*Direction*. Present every line in which the string "this" appears.
────────────────────────────────────────
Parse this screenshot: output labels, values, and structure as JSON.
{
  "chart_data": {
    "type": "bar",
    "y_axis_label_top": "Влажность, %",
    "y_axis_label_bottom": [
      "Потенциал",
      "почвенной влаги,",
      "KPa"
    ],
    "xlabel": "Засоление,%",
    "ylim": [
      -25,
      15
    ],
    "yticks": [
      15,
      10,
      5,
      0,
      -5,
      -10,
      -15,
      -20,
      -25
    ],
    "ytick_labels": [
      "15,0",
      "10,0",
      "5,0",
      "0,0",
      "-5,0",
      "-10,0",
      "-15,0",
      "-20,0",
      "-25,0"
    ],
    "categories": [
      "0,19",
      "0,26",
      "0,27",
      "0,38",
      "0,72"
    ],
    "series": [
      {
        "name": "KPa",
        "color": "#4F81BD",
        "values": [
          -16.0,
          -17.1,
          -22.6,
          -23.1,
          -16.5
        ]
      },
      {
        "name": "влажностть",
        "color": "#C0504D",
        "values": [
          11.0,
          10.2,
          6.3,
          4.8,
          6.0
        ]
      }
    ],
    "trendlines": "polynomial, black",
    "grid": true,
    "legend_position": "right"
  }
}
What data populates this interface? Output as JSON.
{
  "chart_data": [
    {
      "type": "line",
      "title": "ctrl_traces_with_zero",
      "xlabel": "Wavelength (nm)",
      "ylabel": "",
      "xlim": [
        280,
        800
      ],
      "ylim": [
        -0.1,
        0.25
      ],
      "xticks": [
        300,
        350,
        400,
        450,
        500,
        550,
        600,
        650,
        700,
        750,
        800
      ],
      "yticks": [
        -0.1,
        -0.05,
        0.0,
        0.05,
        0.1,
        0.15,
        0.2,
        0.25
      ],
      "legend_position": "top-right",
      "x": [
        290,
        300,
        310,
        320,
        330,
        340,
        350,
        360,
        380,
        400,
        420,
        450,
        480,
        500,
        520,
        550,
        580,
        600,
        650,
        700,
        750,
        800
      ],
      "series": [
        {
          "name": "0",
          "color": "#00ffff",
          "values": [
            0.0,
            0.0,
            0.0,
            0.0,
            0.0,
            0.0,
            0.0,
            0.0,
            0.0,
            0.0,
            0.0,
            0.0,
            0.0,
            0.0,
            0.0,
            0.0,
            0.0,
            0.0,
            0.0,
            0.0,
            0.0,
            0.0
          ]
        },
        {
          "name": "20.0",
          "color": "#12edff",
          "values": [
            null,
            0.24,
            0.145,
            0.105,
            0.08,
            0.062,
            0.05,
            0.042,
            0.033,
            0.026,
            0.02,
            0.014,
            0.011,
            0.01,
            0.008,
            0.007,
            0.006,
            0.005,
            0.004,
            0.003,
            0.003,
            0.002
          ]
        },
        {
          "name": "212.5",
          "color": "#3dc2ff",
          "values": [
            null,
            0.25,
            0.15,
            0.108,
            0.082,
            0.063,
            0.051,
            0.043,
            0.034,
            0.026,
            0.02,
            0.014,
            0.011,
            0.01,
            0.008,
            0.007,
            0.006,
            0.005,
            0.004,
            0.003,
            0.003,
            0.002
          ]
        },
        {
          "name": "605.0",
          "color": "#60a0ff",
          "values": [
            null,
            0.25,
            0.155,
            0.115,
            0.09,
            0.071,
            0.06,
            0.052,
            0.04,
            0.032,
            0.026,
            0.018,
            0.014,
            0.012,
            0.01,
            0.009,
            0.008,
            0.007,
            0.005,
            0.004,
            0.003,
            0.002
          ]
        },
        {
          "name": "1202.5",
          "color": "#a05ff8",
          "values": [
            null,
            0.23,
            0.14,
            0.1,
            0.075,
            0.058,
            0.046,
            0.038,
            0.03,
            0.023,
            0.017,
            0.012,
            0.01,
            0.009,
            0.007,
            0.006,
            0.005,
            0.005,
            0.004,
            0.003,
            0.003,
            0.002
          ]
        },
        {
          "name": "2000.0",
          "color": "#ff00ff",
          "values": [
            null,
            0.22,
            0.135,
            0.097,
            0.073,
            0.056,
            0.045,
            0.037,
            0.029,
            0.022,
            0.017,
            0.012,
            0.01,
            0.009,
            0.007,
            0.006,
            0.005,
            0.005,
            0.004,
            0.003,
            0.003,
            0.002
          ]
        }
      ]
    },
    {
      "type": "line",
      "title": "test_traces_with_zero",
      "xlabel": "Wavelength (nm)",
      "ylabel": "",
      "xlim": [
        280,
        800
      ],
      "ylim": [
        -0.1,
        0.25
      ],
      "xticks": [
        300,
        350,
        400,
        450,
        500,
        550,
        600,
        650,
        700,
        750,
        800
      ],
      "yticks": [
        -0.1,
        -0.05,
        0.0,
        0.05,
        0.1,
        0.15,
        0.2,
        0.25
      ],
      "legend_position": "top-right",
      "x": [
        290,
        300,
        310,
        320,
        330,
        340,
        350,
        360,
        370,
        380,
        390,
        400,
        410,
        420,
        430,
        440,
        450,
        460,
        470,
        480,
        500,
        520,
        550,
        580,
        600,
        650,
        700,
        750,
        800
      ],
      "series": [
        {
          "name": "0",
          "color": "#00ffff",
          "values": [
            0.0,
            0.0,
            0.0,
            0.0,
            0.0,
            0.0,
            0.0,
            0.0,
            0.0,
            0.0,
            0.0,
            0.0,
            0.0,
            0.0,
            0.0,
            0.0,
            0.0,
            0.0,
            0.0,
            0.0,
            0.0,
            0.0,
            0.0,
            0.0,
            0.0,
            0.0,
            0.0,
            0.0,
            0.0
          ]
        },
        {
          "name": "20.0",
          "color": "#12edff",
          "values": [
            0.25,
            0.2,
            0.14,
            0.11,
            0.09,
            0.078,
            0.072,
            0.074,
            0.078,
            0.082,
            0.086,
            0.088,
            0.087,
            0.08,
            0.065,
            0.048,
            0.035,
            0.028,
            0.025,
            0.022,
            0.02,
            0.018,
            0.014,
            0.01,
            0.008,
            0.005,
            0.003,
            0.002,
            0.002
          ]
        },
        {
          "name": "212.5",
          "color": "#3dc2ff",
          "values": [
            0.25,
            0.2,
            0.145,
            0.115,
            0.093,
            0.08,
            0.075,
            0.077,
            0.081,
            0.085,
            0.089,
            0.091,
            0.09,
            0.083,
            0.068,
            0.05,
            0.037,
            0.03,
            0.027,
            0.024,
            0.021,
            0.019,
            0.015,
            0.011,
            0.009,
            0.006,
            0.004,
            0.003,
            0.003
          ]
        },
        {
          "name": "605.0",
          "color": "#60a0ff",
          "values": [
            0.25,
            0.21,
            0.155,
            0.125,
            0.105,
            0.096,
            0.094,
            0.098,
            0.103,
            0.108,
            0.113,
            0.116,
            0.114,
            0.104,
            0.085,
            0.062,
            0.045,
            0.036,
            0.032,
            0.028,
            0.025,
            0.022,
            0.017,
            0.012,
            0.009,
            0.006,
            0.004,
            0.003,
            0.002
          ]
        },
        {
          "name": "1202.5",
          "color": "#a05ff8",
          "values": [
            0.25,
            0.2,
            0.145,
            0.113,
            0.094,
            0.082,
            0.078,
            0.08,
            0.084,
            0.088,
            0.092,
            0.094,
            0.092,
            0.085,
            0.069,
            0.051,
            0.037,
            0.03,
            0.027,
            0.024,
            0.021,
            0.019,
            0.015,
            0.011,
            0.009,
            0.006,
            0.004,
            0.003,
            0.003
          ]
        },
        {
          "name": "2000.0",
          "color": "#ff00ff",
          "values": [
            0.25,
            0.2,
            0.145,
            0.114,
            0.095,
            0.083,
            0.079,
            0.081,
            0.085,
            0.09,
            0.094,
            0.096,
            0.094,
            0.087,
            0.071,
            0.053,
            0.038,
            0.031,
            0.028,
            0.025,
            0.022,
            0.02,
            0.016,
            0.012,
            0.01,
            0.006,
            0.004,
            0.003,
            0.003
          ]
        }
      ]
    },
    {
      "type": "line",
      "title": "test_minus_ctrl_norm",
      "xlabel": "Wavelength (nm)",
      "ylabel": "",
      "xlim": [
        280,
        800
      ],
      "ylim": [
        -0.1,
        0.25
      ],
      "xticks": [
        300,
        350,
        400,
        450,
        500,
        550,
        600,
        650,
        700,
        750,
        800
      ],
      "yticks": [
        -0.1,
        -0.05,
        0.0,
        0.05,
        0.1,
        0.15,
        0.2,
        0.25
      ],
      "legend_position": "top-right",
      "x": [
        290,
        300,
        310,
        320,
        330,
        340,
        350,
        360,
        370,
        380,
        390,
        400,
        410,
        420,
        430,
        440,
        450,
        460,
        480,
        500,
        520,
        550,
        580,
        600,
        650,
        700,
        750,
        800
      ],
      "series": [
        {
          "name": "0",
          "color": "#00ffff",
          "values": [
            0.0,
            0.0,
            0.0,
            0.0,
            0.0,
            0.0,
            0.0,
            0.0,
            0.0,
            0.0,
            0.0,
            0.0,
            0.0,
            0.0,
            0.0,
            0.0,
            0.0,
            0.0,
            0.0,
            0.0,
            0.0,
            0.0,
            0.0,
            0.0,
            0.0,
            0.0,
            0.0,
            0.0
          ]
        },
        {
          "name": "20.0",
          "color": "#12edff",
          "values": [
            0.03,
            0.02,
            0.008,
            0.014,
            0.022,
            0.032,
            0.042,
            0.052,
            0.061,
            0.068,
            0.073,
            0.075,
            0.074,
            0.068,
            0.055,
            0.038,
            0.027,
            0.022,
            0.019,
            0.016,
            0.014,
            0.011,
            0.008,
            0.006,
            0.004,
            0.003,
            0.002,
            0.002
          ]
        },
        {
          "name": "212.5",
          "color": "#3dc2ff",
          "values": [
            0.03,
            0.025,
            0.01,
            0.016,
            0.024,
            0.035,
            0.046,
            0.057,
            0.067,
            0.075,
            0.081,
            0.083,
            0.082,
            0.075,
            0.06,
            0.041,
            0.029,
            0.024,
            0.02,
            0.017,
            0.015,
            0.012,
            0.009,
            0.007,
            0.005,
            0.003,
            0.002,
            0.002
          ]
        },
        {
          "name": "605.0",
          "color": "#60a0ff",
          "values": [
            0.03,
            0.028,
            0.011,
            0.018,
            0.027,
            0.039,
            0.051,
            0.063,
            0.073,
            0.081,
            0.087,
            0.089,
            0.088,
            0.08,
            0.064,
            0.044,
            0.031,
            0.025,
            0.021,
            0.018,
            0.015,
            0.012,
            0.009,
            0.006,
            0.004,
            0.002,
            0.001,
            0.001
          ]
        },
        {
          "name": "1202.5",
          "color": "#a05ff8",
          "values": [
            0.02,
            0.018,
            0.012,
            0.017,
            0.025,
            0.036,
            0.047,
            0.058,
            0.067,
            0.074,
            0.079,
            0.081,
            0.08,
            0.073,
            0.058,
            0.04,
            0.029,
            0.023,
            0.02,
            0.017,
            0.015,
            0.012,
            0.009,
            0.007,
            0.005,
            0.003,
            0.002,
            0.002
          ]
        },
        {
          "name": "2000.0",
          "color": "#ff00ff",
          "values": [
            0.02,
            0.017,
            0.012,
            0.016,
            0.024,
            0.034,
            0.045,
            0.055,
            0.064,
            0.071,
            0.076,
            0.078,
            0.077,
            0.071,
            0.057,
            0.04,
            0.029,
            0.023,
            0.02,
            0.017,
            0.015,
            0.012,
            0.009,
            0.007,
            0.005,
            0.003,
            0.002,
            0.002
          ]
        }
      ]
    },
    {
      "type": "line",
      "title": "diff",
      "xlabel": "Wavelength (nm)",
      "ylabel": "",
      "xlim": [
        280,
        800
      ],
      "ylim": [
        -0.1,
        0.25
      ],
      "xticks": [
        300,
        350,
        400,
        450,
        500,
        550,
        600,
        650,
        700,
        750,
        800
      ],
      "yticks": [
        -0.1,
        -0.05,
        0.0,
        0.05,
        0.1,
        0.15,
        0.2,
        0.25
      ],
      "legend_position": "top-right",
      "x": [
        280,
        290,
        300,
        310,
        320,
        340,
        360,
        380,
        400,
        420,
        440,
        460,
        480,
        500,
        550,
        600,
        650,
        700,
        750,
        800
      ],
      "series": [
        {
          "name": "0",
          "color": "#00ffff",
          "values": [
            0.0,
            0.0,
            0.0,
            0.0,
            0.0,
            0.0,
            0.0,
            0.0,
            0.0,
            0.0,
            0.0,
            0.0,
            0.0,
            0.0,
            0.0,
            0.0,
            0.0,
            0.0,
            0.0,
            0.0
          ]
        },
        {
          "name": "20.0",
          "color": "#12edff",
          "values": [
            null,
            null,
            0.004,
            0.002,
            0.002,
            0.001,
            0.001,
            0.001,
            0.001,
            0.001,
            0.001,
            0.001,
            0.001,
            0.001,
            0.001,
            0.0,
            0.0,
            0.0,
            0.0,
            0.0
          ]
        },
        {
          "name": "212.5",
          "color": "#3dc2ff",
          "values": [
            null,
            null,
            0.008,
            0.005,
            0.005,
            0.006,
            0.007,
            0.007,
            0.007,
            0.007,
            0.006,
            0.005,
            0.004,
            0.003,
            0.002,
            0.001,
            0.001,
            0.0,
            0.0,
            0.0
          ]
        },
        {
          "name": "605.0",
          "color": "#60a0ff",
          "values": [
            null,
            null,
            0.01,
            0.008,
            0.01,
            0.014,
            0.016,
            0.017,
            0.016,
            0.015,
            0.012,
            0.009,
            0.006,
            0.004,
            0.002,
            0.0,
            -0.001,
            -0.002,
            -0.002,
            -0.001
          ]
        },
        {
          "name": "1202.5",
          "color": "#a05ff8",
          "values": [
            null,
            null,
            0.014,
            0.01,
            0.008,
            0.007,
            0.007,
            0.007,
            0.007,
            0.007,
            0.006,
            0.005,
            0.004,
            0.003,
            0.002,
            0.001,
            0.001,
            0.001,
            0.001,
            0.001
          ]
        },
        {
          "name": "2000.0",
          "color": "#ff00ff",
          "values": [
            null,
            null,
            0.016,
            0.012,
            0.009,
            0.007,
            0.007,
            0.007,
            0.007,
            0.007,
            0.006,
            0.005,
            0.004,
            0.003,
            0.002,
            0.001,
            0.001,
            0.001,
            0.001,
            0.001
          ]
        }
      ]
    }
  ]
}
────────────────────────────────────────
*Exercise solution*.
Parse this screenshot: output labels, values, and structure as JSON.
What data populates this interface? Output as JSON.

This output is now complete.